* **YOUR TASK**
Look for "Type out the text in this image." in the listing below, then copy exactly the line it appears in and all lines after it to the end, and nothing more.

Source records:
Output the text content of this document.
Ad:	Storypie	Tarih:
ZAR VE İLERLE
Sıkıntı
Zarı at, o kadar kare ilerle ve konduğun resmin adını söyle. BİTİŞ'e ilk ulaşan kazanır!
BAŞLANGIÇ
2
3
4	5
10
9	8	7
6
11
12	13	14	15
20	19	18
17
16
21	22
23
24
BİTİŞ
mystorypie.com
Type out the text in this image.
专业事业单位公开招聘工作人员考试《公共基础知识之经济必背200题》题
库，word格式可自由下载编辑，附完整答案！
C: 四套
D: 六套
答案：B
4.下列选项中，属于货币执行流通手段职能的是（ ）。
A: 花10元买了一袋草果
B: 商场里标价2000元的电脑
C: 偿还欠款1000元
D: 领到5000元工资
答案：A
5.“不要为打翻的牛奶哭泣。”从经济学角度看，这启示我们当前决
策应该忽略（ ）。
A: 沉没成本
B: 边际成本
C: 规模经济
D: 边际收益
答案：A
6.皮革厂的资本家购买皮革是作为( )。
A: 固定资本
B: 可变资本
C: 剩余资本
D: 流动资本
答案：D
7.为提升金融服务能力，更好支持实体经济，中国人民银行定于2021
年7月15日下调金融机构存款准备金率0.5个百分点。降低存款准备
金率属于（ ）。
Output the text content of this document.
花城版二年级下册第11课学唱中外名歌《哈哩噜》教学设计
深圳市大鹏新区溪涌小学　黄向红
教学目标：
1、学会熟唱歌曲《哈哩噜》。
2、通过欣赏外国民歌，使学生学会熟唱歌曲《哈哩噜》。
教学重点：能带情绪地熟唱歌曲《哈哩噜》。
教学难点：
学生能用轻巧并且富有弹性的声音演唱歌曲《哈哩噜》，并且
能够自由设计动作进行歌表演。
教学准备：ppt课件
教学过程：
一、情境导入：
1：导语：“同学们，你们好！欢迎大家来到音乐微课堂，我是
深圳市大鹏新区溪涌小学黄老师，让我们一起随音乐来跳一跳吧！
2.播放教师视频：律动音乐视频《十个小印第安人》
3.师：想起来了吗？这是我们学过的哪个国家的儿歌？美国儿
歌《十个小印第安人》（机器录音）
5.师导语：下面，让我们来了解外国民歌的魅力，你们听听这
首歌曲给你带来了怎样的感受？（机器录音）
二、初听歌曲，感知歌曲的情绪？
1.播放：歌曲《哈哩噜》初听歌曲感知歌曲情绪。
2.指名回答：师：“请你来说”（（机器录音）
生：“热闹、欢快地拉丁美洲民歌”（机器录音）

* **SOLUTION**
Type out the text in this image.
专业事业单位公开招聘工作人员考试《公共基础知识之经济必背200题》题
库，word格式可自由下载编辑，附完整答案！
C: 四套
D: 六套
答案：B
4.下列选项中，属于货币执行流通手段职能的是（ ）。
A: 花10元买了一袋草果
B: 商场里标价2000元的电脑
C: 偿还欠款1000元
D: 领到5000元工资
答案：A
5.“不要为打翻的牛奶哭泣。”从经济学角度看，这启示我们当前决
策应该忽略（ ）。
A: 沉没成本
B: 边际成本
C: 规模经济
D: 边际收益
答案：A
6.皮革厂的资本家购买皮革是作为( )。
A: 固定资本
B: 可变资本
C: 剩余资本
D: 流动资本
答案：D
7.为提升金融服务能力，更好支持实体经济，中国人民银行定于2021
年7月15日下调金融机构存款准备金率0.5个百分点。降低存款准备
金率属于（ ）。
Output the text content of this document.
花城版二年级下册第11课学唱中外名歌《哈哩噜》教学设计
深圳市大鹏新区溪涌小学　黄向红
教学目标：
1、学会熟唱歌曲《哈哩噜》。
2、通过欣赏外国民歌，使学生学会熟唱歌曲《哈哩噜》。
教学重点：能带情绪地熟唱歌曲《哈哩噜》。
教学难点：
学生能用轻巧并且富有弹性的声音演唱歌曲《哈哩噜》，并且
能够自由设计动作进行歌表演。
教学准备：ppt课件
教学过程：
一、情境导入：
1：导语：“同学们，你们好！欢迎大家来到音乐微课堂，我是
深圳市大鹏新区溪涌小学黄老师，让我们一起随音乐来跳一跳吧！
2.播放教师视频：律动音乐视频《十个小印第安人》
3.师：想起来了吗？这是我们学过的哪个国家的儿歌？美国儿
歌《十个小印第安人》（机器录音）
5.师导语：下面，让我们来了解外国民歌的魅力，你们听听这
首歌曲给你带来了怎样的感受？（机器录音）
二、初听歌曲，感知歌曲的情绪？
1.播放：歌曲《哈哩噜》初听歌曲感知歌曲情绪。
2.指名回答：师：“请你来说”（（机器录音）
生：“热闹、欢快地拉丁美洲民歌”（机器录音）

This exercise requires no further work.